(Short exercise):
Copy the data word for word, from its first line down to and including the line containing "tab-sharing[interactable]: Sharing: [380, 129, 460, 174]".

(Given records):
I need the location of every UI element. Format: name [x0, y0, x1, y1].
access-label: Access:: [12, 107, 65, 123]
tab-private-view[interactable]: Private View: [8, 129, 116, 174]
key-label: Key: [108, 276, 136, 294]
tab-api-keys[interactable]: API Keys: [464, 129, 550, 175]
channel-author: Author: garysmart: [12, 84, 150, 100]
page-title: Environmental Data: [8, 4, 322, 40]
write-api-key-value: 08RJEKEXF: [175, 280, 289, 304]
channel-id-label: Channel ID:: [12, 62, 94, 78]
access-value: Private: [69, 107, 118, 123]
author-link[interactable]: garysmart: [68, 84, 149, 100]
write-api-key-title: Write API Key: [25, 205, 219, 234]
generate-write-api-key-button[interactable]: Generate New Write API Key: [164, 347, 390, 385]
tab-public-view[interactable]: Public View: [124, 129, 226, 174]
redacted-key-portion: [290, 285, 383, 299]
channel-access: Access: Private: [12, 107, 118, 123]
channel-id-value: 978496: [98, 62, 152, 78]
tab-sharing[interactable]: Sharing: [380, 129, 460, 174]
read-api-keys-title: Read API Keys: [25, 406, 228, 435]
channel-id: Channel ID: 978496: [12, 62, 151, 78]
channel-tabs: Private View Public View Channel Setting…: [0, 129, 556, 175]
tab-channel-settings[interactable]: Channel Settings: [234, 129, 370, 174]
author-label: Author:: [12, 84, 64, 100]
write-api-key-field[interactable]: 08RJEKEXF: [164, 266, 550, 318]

(Correct output):
I need the location of every UI element. Format: name [x0, y0, x1, y1].
access-label: Access:: [12, 107, 65, 123]
tab-private-view[interactable]: Private View: [8, 129, 116, 174]
key-label: Key: [108, 276, 136, 294]
tab-api-keys[interactable]: API Keys: [464, 129, 550, 175]
channel-author: Author: garysmart: [12, 84, 150, 100]
page-title: Environmental Data: [8, 4, 322, 40]
write-api-key-value: 08RJEKEXF: [175, 280, 289, 304]
channel-id-label: Channel ID:: [12, 62, 94, 78]
access-value: Private: [69, 107, 118, 123]
author-link[interactable]: garysmart: [68, 84, 149, 100]
write-api-key-title: Write API Key: [25, 205, 219, 234]
generate-write-api-key-button[interactable]: Generate New Write API Key: [164, 347, 390, 385]
tab-public-view[interactable]: Public View: [124, 129, 226, 174]
redacted-key-portion: [290, 285, 383, 299]
channel-access: Access: Private: [12, 107, 118, 123]
channel-id-value: 978496: [98, 62, 152, 78]
tab-sharing[interactable]: Sharing: [380, 129, 460, 174]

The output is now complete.